## INSTRUCTIONS FOR THE TASK
Copy down every line where the string "document" shows up.

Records

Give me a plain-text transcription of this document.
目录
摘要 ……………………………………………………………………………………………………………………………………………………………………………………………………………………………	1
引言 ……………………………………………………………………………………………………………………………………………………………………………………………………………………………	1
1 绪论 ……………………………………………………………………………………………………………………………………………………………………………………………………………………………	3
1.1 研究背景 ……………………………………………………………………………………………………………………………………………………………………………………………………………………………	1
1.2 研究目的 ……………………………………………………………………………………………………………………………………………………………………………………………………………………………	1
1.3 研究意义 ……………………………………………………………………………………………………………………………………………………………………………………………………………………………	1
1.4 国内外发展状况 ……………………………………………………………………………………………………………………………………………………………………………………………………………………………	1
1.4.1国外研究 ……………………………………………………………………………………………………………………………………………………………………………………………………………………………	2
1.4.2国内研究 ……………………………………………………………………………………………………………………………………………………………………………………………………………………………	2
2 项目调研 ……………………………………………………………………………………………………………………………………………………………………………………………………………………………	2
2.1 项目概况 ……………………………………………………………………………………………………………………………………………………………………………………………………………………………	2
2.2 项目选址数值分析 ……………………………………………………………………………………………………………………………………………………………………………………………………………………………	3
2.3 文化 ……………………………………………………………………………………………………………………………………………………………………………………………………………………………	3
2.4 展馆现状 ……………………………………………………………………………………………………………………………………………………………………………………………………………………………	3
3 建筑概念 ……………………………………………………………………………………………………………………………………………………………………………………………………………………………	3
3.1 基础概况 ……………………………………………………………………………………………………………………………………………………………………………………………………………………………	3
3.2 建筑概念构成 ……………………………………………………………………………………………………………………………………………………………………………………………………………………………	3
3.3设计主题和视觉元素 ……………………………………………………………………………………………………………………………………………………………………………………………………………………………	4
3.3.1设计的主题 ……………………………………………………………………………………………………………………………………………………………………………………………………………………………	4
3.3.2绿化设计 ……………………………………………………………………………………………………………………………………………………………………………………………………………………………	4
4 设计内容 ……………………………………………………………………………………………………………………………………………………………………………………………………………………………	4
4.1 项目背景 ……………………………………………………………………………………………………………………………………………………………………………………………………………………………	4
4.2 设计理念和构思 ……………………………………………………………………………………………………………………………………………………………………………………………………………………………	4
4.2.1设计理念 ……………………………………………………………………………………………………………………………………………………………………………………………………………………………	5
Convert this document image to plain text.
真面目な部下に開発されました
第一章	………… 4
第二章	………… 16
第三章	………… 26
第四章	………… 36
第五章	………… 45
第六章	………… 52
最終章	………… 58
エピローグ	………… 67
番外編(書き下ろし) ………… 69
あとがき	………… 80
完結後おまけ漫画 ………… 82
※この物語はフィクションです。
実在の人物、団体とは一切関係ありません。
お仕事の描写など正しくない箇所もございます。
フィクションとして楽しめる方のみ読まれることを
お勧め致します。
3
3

## REPLY TO THE EXERCISE
Give me a plain-text transcription of this document.
Convert this document image to plain text.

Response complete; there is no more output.